**Task to complete:** Will you print the material below without altering a single character?

-- start Information supplied --

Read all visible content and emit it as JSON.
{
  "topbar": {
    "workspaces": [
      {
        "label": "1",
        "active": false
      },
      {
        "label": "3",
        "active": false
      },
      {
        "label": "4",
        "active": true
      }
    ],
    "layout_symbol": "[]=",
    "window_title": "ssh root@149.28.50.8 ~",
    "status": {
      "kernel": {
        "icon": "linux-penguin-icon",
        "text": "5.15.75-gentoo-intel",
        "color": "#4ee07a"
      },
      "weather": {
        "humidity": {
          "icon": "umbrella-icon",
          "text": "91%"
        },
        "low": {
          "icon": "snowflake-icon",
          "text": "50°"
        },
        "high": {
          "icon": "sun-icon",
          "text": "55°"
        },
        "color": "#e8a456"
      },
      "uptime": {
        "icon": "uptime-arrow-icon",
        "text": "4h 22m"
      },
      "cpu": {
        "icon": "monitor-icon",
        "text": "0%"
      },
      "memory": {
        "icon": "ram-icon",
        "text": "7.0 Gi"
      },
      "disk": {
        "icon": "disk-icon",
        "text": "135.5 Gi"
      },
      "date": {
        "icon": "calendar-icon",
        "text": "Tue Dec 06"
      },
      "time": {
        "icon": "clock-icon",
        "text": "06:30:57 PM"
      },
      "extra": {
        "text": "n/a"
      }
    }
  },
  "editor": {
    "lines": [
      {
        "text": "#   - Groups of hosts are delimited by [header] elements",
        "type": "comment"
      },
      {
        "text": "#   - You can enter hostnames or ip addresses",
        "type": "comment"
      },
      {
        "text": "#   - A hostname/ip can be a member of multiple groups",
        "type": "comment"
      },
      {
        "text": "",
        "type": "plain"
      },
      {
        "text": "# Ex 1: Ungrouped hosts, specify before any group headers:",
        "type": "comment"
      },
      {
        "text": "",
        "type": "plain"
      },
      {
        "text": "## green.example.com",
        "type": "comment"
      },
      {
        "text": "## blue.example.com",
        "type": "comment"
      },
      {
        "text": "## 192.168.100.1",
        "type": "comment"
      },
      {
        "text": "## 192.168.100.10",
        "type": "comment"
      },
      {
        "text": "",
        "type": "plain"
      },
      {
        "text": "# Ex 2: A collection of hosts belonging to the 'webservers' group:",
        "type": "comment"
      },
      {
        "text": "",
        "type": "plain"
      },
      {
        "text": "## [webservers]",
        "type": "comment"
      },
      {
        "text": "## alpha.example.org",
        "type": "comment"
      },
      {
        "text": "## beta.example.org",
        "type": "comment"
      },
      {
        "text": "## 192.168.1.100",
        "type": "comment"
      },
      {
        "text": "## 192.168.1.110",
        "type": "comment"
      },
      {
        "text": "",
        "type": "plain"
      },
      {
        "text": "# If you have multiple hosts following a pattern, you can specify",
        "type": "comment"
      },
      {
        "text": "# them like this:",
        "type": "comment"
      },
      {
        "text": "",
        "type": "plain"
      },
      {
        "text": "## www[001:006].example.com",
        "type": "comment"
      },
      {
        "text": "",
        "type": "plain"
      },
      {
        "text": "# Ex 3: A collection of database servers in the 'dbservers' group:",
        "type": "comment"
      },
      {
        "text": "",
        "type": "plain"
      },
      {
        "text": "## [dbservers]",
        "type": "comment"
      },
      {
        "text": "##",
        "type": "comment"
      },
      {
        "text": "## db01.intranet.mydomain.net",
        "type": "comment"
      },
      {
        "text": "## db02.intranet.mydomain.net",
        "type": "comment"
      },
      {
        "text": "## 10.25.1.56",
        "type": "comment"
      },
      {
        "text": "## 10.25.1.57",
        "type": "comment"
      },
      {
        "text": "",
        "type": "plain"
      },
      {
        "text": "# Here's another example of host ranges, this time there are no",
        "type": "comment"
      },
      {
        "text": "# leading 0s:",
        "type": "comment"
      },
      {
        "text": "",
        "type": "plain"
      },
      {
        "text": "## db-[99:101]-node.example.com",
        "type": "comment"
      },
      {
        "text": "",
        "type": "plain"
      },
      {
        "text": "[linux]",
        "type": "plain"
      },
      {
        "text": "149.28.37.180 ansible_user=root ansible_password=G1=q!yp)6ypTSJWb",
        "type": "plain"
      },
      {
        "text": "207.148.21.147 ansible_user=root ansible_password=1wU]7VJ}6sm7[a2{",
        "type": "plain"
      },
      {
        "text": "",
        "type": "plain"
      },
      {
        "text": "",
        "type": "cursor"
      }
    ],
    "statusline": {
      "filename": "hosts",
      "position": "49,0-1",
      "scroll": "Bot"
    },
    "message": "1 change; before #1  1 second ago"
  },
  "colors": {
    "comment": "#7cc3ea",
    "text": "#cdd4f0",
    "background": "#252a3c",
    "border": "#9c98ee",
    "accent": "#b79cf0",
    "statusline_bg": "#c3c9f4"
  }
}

-- end Information supplied --

**Solution to the exercise:**
Read all visible content and emit it as JSON.
{
  "topbar": {
    "workspaces": [
      {
        "label": "1",
        "active": false
      },
      {
        "label": "3",
        "active": false
      },
      {
        "label": "4",
        "active": true
      }
    ],
    "layout_symbol": "[]=",
    "window_title": "ssh root@149.28.50.8 ~",
    "status": {
      "kernel": {
        "icon": "linux-penguin-icon",
        "text": "5.15.75-gentoo-intel",
        "color": "#4ee07a"
      },
      "weather": {
        "humidity": {
          "icon": "umbrella-icon",
          "text": "91%"
        },
        "low": {
          "icon": "snowflake-icon",
          "text": "50°"
        },
        "high": {
          "icon": "sun-icon",
          "text": "55°"
        },
        "color": "#e8a456"
      },
      "uptime": {
        "icon": "uptime-arrow-icon",
        "text": "4h 22m"
      },
      "cpu": {
        "icon": "monitor-icon",
        "text": "0%"
      },
      "memory": {
        "icon": "ram-icon",
        "text": "7.0 Gi"
      },
      "disk": {
        "icon": "disk-icon",
        "text": "135.5 Gi"
      },
      "date": {
        "icon": "calendar-icon",
        "text": "Tue Dec 06"
      },
      "time": {
        "icon": "clock-icon",
        "text": "06:30:57 PM"
      },
      "extra": {
        "text": "n/a"
      }
    }
  },
  "editor": {
    "lines": [
      {
        "text": "#   - Groups of hosts are delimited by [header] elements",
        "type": "comment"
      },
      {
        "text": "#   - You can enter hostnames or ip addresses",
        "type": "comment"
      },
      {
        "text": "#   - A hostname/ip can be a member of multiple groups",
        "type": "comment"
      },
      {
        "text": "",
        "type": "plain"
      },
      {
        "text": "# Ex 1: Ungrouped hosts, specify before any group headers:",
        "type": "comment"
      },
      {
        "text": "",
        "type": "plain"
      },
      {
        "text": "## green.example.com",
        "type": "comment"
      },
      {
        "text": "## blue.example.com",
        "type": "comment"
      },
      {
        "text": "## 192.168.100.1",
        "type": "comment"
      },
      {
        "text": "## 192.168.100.10",
        "type": "comment"
      },
      {
        "text": "",
        "type": "plain"
      },
      {
        "text": "# Ex 2: A collection of hosts belonging to the 'webservers' group:",
        "type": "comment"
      },
      {
        "text": "",
        "type": "plain"
      },
      {
        "text": "## [webservers]",
        "type": "comment"
      },
      {
        "text": "## alpha.example.org",
        "type": "comment"
      },
      {
        "text": "## beta.example.org",
        "type": "comment"
      },
      {
        "text": "## 192.168.1.100",
        "type": "comment"
      },
      {
        "text": "## 192.168.1.110",
        "type": "comment"
      },
      {
        "text": "",
        "type": "plain"
      },
      {
        "text": "# If you have multiple hosts following a pattern, you can specify",
        "type": "comment"
      },
      {
        "text": "# them like this:",
        "type": "comment"
      },
      {
        "text": "",
        "type": "plain"
      },
      {
        "text": "## www[001:006].example.com",
        "type": "comment"
      },
      {
        "text": "",
        "type": "plain"
      },
      {
        "text": "# Ex 3: A collection of database servers in the 'dbservers' group:",
        "type": "comment"
      },
      {
        "text": "",
        "type": "plain"
      },
      {
        "text": "## [dbservers]",
        "type": "comment"
      },
      {
        "text": "##",
        "type": "comment"
      },
      {
        "text": "## db01.intranet.mydomain.net",
        "type": "comment"
      },
      {
        "text": "## db02.intranet.mydomain.net",
        "type": "comment"
      },
      {
        "text": "## 10.25.1.56",
        "type": "comment"
      },
      {
        "text": "## 10.25.1.57",
        "type": "comment"
      },
      {
        "text": "",
        "type": "plain"
      },
      {
        "text": "# Here's another example of host ranges, this time there are no",
        "type": "comment"
      },
      {
        "text": "# leading 0s:",
        "type": "comment"
      },
      {
        "text": "",
        "type": "plain"
      },
      {
        "text": "## db-[99:101]-node.example.com",
        "type": "comment"
      },
      {
        "text": "",
        "type": "plain"
      },
      {
        "text": "[linux]",
        "type": "plain"
      },
      {
        "text": "149.28.37.180 ansible_user=root ansible_password=G1=q!yp)6ypTSJWb",
        "type": "plain"
      },
      {
        "text": "207.148.21.147 ansible_user=root ansible_password=1wU]7VJ}6sm7[a2{",
        "type": "plain"
      },
      {
        "text": "",
        "type": "plain"
      },
      {
        "text": "",
        "type": "cursor"
      }
    ],
    "statusline": {
      "filename": "hosts",
      "position": "49,0-1",
      "scroll": "Bot"
    },
    "message": "1 change; before #1  1 second ago"
  },
  "colors": {
    "comment": "#7cc3ea",
    "text": "#cdd4f0",
    "background": "#252a3c",
    "border": "#9c98ee",
    "accent": "#b79cf0",
    "statusline_bg": "#c3c9f4"
  }
}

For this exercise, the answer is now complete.